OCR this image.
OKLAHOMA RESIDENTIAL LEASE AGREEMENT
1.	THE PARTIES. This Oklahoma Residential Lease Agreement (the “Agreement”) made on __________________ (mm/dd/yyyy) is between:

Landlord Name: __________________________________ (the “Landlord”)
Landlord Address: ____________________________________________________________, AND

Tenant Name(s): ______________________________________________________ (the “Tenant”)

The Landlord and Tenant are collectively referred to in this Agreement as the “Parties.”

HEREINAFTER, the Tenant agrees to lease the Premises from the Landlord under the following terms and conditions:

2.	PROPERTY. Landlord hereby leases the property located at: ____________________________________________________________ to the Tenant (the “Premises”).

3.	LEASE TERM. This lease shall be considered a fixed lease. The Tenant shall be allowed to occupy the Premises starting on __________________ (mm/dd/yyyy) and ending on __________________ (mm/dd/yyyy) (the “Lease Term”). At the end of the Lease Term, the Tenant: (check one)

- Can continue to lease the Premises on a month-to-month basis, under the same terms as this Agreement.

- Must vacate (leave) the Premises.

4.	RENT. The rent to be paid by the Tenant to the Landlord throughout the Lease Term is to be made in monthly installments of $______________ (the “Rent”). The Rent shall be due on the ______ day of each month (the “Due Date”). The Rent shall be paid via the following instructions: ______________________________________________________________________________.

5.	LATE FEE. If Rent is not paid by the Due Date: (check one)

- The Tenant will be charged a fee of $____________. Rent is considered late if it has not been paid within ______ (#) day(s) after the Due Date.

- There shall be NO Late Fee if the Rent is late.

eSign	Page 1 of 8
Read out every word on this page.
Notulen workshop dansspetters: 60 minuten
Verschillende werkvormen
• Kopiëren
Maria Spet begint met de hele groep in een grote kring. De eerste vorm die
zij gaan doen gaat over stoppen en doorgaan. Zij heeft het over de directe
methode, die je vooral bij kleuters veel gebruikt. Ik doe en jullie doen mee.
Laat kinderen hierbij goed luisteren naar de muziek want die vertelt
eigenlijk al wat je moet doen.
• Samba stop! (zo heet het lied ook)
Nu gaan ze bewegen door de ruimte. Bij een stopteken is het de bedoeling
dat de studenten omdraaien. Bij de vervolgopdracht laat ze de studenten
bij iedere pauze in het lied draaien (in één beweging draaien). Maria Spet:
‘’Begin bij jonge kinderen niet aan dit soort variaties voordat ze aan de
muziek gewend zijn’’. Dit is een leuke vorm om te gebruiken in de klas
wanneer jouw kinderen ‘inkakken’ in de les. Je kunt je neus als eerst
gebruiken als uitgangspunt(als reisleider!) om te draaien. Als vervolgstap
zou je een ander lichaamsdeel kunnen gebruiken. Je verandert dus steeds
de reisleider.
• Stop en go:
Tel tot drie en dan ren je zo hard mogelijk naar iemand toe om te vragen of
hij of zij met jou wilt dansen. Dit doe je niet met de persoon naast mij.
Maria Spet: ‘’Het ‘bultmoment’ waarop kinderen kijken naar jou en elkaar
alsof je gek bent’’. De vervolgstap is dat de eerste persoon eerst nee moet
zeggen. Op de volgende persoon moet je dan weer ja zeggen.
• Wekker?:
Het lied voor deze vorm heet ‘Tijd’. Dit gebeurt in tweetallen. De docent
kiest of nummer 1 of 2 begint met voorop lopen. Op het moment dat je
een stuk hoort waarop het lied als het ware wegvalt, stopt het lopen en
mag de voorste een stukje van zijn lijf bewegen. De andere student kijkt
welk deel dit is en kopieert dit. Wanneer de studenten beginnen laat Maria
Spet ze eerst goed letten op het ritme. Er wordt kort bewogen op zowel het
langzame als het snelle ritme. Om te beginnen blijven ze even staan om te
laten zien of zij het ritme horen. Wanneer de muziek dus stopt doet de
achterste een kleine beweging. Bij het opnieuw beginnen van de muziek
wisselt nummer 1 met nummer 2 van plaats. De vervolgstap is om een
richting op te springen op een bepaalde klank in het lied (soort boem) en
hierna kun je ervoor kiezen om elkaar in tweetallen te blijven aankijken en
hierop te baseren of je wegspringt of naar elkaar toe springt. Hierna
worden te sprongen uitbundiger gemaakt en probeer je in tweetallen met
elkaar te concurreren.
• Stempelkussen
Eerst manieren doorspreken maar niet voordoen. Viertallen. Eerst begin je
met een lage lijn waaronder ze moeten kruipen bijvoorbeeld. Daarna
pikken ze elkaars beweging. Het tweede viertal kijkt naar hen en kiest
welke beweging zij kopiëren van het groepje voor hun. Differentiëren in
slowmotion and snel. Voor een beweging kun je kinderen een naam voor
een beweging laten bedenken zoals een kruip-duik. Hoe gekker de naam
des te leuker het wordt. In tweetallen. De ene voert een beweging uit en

:: Job ::
Reply with only the number of lines in the material above where the string "considered" appears.

:: Exercise answer ::
2